* Short problem
Across all the lines below, how many contain the string "this"? Please reply with the number only.

* The data

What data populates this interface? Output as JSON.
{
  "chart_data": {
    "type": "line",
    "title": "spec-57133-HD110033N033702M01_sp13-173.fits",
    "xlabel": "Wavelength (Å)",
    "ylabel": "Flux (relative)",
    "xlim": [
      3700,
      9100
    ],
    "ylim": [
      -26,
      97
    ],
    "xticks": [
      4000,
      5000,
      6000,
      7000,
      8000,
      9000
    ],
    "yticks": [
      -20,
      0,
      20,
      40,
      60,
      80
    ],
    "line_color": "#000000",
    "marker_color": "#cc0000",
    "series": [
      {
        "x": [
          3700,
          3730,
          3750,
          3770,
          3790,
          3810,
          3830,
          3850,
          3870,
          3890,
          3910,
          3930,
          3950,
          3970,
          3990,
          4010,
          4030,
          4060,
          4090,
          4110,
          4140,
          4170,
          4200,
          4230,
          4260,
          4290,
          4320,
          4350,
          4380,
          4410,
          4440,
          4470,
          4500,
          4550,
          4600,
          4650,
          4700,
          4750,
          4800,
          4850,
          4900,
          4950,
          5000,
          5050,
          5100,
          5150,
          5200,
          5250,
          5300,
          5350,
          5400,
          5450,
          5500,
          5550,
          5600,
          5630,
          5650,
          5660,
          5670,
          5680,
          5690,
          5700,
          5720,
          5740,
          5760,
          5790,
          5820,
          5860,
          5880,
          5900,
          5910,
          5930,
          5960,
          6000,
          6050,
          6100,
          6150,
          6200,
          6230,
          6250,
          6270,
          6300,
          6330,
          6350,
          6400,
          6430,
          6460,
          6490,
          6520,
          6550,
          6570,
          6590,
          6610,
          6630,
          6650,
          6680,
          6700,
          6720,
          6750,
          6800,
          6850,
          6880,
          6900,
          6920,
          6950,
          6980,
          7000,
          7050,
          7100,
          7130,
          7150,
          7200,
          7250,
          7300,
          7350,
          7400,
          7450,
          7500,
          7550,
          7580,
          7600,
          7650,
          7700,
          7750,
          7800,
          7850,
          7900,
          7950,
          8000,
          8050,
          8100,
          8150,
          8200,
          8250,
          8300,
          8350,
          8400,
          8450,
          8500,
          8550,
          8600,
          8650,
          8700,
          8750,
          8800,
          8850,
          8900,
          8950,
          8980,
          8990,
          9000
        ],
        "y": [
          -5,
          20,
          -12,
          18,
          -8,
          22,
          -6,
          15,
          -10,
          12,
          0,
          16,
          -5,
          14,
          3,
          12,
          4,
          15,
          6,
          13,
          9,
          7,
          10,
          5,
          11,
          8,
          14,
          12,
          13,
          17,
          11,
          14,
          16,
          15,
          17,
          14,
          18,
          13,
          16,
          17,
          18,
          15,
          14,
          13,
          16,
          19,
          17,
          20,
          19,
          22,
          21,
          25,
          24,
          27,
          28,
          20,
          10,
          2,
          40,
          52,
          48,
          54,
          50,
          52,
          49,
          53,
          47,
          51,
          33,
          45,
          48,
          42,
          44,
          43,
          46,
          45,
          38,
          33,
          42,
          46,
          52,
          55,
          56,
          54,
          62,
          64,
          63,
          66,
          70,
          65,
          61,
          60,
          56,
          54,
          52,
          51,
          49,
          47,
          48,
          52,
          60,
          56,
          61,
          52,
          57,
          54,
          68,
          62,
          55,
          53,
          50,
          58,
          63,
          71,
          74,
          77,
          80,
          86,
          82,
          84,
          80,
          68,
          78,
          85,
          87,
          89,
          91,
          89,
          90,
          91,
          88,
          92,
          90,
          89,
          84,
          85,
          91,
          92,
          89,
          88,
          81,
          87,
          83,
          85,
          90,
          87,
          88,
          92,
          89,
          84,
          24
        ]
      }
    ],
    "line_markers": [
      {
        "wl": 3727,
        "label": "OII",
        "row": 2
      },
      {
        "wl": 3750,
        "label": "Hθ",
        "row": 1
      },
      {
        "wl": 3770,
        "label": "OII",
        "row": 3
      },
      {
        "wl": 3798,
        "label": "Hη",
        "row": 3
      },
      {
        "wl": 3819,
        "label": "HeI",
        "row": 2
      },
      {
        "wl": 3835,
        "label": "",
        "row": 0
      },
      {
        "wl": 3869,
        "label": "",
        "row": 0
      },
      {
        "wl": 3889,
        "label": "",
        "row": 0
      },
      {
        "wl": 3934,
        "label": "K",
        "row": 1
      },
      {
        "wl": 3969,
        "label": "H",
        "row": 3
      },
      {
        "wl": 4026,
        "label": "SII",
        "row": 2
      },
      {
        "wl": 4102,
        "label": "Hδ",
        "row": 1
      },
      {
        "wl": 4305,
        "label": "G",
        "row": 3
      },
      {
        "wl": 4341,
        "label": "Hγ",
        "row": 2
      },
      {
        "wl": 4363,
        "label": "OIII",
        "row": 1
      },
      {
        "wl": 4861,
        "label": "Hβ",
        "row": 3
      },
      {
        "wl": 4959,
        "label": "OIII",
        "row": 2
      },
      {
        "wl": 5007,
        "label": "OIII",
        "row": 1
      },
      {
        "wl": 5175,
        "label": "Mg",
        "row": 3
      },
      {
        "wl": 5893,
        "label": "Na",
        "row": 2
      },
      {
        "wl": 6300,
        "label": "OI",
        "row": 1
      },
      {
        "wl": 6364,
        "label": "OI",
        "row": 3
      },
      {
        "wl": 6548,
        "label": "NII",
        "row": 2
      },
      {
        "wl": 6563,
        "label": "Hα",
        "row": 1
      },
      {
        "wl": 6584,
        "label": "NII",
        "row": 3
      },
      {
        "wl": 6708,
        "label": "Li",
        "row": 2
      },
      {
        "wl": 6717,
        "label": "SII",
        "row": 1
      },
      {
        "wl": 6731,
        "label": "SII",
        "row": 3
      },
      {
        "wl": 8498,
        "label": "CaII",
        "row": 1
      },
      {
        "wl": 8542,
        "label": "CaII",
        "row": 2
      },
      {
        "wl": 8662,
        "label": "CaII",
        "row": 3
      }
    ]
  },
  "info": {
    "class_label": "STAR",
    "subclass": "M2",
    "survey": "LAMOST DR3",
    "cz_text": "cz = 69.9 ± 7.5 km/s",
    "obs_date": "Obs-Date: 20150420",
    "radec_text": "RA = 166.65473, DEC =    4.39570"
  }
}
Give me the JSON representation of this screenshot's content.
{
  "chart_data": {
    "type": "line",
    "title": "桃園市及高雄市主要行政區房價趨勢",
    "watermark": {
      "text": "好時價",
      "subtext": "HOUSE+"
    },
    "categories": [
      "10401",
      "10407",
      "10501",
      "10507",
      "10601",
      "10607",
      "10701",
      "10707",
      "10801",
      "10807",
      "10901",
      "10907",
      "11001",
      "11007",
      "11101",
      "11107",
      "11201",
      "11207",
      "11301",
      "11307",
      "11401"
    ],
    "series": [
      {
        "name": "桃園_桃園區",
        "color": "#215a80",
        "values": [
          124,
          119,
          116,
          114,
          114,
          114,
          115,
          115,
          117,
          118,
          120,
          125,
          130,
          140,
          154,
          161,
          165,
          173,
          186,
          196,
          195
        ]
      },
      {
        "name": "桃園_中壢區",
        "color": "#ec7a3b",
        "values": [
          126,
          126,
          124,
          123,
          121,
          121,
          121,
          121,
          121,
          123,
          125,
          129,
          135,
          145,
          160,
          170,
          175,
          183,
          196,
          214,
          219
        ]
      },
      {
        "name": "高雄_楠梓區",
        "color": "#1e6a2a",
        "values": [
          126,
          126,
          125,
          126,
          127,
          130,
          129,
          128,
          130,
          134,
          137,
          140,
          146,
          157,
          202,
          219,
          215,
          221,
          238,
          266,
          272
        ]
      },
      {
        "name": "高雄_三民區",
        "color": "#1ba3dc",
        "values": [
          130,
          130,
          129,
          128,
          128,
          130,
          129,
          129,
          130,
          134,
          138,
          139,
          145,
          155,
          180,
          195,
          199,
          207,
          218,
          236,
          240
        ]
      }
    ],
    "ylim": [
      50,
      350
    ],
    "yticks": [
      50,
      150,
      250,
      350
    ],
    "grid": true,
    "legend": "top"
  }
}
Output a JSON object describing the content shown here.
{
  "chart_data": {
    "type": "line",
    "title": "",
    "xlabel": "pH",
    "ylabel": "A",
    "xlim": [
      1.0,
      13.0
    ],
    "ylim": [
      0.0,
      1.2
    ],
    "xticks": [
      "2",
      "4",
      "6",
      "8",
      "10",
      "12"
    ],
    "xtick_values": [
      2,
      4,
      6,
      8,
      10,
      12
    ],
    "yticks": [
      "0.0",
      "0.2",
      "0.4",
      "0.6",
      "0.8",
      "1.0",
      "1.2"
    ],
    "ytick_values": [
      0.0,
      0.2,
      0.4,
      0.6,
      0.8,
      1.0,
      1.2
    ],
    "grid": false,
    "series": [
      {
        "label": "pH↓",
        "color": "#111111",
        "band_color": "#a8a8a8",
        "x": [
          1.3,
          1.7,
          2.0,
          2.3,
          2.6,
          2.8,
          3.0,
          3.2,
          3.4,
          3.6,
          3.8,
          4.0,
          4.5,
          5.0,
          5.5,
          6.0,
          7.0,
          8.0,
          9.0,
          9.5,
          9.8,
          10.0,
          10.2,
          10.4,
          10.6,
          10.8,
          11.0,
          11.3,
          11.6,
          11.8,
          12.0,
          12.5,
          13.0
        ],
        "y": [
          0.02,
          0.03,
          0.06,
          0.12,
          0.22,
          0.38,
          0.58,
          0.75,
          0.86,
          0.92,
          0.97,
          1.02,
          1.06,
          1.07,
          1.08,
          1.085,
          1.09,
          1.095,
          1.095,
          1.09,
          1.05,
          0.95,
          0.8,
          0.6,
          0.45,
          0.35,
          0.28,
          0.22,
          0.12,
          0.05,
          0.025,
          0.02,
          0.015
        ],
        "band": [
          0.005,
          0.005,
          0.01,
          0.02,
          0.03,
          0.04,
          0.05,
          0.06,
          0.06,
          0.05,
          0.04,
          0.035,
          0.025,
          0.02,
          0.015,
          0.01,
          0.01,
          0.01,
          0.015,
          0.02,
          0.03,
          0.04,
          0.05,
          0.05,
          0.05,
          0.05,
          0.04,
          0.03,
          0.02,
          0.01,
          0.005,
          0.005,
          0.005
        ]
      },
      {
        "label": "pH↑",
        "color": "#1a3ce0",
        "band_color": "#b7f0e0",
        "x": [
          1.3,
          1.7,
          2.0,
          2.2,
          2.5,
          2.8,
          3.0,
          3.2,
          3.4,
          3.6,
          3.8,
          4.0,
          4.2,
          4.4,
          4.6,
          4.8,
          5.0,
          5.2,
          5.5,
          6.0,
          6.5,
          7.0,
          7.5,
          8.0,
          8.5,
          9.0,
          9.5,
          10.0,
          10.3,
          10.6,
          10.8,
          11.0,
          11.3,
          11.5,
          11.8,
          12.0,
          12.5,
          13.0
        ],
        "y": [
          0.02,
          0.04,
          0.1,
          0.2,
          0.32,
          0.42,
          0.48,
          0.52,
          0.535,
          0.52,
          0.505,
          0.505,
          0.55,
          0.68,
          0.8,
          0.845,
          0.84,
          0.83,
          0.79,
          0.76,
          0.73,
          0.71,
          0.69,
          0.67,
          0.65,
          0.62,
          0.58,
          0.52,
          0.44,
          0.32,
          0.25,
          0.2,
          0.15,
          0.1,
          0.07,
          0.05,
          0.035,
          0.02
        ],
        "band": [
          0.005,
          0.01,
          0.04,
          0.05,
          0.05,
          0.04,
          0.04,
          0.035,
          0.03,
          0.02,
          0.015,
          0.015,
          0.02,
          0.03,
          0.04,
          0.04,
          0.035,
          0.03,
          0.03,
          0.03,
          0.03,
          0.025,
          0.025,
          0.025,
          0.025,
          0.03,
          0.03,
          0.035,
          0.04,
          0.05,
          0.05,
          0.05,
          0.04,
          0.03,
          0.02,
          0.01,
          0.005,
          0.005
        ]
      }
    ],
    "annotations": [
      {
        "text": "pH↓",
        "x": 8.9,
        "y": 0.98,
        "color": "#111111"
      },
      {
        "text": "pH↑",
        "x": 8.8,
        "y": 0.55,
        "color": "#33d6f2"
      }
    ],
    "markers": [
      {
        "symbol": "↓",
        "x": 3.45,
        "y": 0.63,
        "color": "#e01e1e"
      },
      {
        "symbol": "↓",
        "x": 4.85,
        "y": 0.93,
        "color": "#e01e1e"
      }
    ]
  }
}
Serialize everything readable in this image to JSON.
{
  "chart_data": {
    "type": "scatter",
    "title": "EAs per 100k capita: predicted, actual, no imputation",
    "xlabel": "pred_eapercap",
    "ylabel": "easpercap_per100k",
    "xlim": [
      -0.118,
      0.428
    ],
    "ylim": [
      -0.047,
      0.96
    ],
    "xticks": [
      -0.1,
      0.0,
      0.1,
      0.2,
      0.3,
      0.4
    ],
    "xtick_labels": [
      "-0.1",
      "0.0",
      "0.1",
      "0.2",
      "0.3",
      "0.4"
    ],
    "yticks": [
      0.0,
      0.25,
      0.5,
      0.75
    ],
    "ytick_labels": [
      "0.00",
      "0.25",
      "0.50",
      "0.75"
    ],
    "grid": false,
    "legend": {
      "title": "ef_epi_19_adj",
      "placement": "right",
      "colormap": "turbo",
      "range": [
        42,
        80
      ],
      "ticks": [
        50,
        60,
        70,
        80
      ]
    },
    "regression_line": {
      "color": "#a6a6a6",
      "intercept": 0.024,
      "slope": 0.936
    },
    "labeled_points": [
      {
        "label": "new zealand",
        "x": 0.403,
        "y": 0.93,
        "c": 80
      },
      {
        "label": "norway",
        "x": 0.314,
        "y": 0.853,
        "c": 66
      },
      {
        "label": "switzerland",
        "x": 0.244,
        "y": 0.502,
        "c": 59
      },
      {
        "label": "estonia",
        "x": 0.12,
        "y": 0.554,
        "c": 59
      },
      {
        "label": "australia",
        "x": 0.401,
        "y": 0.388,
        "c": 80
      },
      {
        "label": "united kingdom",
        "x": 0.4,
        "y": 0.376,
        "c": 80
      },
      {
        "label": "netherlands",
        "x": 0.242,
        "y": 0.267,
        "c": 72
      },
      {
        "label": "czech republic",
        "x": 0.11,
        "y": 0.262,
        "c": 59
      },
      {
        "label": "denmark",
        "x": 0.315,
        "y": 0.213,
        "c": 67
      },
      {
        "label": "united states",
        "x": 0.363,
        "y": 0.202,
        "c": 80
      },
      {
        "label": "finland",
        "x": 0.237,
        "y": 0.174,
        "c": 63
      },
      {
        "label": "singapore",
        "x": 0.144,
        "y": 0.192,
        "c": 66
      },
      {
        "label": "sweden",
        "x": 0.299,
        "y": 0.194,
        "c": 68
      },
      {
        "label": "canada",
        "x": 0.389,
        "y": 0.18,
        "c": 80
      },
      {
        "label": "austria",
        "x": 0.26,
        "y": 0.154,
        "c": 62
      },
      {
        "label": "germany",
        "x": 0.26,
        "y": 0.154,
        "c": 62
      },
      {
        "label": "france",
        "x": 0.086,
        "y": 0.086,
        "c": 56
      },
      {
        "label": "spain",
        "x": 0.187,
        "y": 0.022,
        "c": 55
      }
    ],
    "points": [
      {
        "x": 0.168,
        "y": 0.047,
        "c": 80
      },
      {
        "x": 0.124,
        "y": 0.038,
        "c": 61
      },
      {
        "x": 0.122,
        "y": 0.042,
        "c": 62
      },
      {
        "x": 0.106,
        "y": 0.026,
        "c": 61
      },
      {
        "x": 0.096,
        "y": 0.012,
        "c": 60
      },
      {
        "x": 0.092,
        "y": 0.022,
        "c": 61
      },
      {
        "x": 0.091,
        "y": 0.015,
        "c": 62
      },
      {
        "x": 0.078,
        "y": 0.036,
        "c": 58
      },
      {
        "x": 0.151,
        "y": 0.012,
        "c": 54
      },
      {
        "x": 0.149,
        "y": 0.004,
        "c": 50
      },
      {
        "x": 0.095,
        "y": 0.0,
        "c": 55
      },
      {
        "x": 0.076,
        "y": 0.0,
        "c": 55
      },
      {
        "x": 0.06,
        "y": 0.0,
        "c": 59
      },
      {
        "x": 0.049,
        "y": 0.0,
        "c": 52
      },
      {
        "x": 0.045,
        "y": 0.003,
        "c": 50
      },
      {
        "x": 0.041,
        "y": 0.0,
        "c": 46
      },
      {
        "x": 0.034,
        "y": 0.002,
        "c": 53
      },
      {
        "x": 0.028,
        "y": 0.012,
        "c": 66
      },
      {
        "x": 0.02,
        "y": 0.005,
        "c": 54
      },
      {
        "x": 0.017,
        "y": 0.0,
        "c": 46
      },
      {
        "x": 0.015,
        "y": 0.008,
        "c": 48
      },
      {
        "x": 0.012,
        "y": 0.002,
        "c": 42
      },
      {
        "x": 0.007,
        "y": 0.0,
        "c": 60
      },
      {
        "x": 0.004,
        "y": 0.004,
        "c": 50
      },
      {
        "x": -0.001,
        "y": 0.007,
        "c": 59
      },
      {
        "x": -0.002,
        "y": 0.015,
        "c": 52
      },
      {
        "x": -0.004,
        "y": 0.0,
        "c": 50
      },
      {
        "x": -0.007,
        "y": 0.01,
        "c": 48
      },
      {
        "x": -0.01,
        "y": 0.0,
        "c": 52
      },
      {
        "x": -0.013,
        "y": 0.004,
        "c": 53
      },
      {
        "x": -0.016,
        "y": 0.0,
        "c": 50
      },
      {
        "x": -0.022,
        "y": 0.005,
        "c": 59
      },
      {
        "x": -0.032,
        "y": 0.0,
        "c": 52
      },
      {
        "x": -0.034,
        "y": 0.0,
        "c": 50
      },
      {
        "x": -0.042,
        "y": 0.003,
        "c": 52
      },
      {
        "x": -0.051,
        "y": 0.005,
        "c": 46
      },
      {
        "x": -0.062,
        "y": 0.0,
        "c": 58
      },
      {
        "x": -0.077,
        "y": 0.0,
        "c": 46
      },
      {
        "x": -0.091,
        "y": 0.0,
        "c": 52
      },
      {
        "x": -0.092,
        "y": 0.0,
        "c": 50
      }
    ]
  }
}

* Written response
3